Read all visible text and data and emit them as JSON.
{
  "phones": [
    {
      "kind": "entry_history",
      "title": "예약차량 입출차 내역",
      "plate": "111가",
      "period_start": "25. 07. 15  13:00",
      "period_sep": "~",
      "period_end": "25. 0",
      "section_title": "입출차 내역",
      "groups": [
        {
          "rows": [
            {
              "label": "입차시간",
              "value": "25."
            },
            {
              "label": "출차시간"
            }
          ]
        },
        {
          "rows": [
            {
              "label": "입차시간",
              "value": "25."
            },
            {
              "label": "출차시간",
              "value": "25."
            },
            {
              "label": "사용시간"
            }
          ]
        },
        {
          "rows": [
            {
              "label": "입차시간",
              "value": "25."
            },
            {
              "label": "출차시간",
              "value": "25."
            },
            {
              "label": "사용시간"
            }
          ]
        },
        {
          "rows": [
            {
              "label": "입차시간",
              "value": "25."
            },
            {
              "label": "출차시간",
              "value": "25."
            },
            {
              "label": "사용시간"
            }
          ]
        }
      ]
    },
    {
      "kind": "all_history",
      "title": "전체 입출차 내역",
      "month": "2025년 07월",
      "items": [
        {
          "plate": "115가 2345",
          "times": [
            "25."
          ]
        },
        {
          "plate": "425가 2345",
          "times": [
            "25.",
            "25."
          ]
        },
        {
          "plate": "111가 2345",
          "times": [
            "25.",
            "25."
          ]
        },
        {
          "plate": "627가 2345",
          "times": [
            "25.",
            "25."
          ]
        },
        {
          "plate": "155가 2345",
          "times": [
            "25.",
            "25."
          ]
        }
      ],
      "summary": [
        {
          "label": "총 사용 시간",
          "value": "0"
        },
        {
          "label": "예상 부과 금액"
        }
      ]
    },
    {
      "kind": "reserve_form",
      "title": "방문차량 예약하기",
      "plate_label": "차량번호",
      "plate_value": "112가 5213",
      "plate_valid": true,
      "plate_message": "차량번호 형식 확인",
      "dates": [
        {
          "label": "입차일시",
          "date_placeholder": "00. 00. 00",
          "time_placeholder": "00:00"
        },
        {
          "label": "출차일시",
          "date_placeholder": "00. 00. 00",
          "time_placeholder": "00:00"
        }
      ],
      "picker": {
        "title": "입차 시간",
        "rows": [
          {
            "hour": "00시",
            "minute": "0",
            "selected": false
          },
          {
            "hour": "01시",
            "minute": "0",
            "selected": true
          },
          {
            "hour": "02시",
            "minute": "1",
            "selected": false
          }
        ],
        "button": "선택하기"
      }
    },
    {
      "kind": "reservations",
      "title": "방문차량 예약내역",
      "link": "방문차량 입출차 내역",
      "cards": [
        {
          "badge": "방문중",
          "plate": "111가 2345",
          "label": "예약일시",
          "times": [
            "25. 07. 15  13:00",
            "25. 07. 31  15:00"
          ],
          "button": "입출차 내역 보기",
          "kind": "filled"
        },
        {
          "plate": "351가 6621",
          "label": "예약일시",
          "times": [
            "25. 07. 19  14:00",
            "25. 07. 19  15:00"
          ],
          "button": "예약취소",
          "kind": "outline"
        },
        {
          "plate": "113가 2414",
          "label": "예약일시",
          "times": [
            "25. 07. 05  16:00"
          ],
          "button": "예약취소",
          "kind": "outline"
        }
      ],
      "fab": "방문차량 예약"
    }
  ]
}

######

Which lines in the data above contain "차량번호"? Show each one.

### Task result
      "plate_label": "차량번호",
      "plate_message": "차량번호 형식 확인",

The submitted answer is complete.